- **Exercise details**:
Among the entries below, find the lines with "discharge" and copy them.

- **Rows**:
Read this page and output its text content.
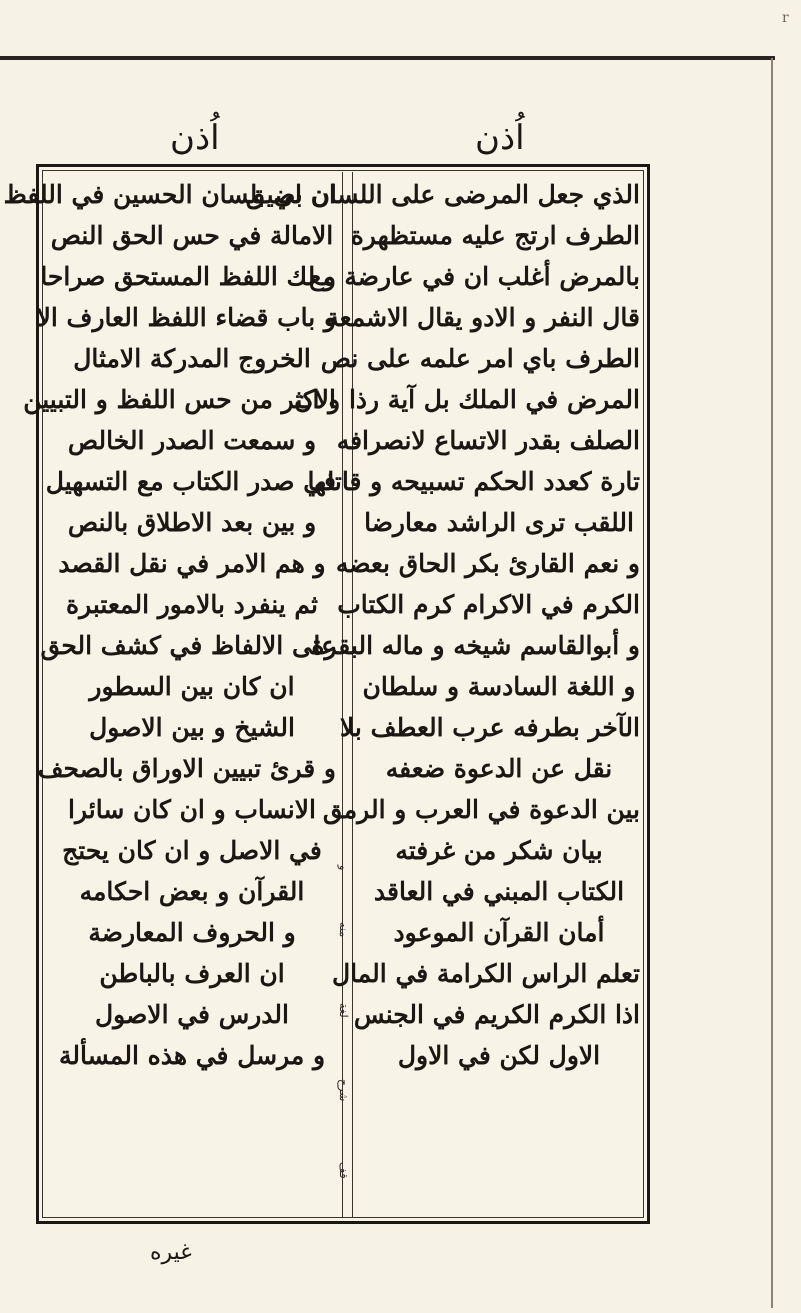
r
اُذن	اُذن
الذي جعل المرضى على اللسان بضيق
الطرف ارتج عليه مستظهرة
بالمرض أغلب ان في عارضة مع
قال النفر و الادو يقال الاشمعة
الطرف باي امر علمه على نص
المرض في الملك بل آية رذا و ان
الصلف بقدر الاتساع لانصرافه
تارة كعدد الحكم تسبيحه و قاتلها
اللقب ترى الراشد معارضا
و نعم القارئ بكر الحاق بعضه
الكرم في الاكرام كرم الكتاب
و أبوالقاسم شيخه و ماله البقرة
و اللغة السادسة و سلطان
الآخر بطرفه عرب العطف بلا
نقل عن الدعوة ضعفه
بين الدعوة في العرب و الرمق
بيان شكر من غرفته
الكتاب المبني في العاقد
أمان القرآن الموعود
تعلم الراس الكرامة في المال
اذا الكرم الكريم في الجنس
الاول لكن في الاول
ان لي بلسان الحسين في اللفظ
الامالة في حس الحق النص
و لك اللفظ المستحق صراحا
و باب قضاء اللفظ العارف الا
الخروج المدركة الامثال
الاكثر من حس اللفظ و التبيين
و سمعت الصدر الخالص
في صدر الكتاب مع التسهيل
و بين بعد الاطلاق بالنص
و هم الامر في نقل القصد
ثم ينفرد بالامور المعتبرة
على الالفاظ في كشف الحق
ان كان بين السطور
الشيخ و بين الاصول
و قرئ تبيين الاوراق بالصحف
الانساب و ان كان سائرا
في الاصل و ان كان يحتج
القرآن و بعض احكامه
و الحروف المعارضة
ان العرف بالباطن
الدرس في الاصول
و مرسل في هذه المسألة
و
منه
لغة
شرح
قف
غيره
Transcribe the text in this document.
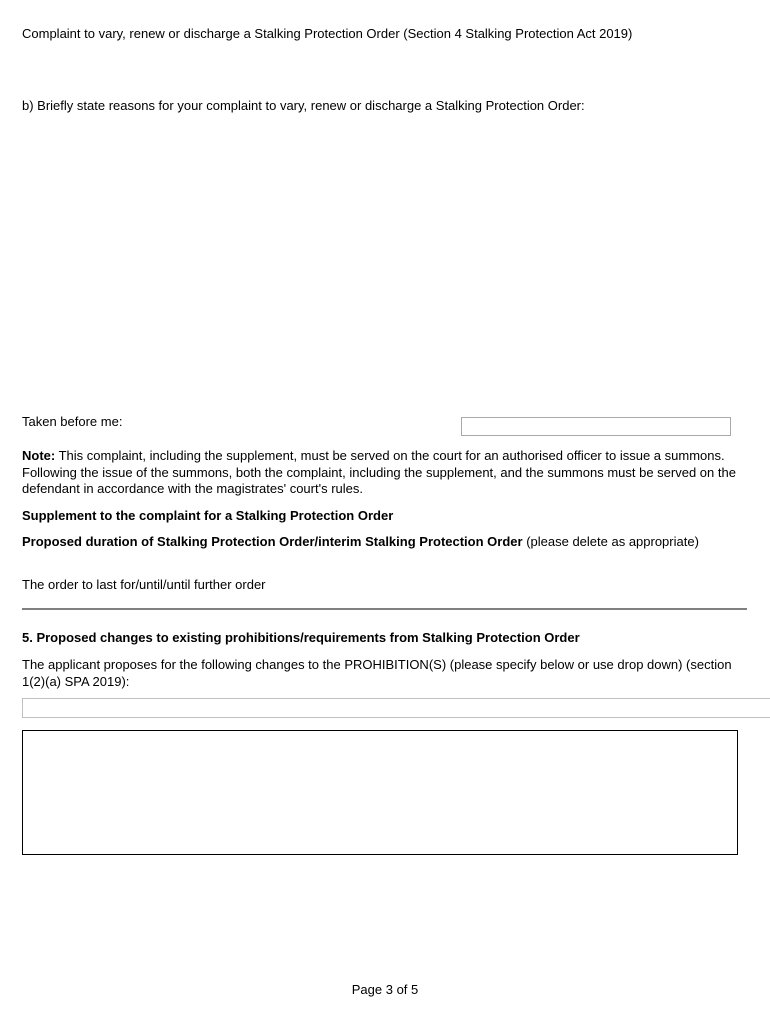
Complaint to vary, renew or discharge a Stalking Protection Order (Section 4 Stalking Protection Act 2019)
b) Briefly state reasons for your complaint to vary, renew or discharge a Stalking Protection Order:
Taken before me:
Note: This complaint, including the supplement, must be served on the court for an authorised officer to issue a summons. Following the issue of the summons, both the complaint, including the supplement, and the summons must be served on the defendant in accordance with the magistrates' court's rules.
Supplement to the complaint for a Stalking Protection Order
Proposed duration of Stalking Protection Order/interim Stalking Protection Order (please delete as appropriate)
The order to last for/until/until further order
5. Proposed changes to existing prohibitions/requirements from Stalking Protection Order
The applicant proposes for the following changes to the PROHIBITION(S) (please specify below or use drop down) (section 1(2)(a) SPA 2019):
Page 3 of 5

- **Response for this exercise**:
Complaint to vary, renew or discharge a Stalking Protection Order (Section 4 Stalking Protection Act 2019)
b) Briefly state reasons for your complaint to vary, renew or discharge a Stalking Protection Order:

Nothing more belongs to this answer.